Collected data entries:

— Begin —

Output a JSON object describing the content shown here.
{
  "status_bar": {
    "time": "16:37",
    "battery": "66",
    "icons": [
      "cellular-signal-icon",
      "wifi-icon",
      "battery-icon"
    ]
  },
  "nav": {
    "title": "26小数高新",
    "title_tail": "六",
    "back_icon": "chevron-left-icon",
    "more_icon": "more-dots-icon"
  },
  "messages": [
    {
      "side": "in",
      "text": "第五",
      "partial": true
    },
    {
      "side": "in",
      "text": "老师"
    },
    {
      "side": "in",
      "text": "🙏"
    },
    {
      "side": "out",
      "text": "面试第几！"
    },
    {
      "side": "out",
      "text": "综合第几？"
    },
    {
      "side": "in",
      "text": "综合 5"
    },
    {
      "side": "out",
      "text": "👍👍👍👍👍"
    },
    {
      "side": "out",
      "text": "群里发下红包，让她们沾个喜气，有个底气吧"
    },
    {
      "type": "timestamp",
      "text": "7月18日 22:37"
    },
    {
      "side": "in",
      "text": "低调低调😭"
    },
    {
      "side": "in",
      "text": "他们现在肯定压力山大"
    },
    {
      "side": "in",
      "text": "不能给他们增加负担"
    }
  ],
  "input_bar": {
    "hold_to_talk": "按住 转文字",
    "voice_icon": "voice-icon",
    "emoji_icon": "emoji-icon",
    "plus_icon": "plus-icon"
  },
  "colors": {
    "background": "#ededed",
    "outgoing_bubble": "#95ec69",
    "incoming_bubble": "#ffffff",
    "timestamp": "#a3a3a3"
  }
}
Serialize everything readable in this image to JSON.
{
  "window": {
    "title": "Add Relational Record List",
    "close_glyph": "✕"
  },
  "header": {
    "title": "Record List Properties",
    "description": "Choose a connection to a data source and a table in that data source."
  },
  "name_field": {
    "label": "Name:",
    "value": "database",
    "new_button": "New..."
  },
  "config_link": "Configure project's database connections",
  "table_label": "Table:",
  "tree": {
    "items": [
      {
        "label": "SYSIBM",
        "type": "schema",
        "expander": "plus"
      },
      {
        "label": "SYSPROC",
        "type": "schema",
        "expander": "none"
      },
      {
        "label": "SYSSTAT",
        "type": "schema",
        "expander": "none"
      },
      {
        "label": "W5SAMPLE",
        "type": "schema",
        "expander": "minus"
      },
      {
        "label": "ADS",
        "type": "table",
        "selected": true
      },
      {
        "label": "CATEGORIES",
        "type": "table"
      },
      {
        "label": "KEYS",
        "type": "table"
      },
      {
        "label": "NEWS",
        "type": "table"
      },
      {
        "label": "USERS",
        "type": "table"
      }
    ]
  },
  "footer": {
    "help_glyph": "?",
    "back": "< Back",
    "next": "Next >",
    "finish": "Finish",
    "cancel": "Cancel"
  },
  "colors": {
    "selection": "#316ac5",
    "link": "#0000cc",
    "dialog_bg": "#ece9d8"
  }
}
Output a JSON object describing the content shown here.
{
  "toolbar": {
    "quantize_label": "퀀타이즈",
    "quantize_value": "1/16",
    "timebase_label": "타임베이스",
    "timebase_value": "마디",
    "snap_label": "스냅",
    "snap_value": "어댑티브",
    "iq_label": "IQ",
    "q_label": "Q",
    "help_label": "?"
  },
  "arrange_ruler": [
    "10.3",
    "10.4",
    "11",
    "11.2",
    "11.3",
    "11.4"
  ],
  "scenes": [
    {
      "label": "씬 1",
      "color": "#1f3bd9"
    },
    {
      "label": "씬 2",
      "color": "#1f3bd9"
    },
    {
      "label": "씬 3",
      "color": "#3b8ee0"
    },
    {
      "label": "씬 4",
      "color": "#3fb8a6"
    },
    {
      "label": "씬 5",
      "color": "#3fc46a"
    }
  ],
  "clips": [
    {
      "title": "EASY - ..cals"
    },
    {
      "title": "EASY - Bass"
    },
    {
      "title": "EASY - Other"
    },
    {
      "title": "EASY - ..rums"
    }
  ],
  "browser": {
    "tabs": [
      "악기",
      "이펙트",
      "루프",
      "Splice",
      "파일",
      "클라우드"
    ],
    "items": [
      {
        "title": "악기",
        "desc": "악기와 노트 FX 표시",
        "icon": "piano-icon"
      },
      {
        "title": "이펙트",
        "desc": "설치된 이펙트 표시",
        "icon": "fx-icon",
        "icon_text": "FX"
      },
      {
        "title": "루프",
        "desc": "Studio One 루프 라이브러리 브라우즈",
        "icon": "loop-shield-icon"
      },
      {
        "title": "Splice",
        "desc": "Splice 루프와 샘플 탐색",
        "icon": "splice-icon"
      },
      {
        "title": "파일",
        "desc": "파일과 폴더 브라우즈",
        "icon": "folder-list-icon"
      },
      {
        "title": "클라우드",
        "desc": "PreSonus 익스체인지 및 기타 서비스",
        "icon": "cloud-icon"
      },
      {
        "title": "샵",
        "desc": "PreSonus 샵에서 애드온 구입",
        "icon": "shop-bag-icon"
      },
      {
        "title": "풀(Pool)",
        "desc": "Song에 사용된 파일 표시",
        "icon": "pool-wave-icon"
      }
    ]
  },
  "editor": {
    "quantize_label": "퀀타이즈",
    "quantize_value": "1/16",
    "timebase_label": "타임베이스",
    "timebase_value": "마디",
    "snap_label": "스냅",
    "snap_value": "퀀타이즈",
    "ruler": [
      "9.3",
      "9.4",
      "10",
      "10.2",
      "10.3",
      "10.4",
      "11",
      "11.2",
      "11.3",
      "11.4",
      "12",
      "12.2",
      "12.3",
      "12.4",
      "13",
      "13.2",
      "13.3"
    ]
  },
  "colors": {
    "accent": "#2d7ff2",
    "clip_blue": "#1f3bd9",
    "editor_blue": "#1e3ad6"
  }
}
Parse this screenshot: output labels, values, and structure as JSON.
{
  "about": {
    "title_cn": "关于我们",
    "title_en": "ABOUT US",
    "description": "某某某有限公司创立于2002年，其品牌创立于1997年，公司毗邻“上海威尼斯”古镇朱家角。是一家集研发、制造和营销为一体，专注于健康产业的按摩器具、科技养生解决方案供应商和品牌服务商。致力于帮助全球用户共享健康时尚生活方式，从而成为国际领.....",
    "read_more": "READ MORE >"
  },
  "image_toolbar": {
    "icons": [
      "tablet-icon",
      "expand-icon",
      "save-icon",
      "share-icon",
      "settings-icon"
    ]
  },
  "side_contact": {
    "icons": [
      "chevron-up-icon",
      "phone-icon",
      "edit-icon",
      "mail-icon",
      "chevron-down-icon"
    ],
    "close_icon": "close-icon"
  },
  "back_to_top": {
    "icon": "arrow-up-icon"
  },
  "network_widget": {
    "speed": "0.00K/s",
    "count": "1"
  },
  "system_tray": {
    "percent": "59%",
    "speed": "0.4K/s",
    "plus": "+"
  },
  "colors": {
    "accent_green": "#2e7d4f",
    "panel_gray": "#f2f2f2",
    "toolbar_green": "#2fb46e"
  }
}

— End —

= What this task involves =
Count every line in the preceding entries where the string "브라우즈" appears, then state only the total.

= Output of the task =
2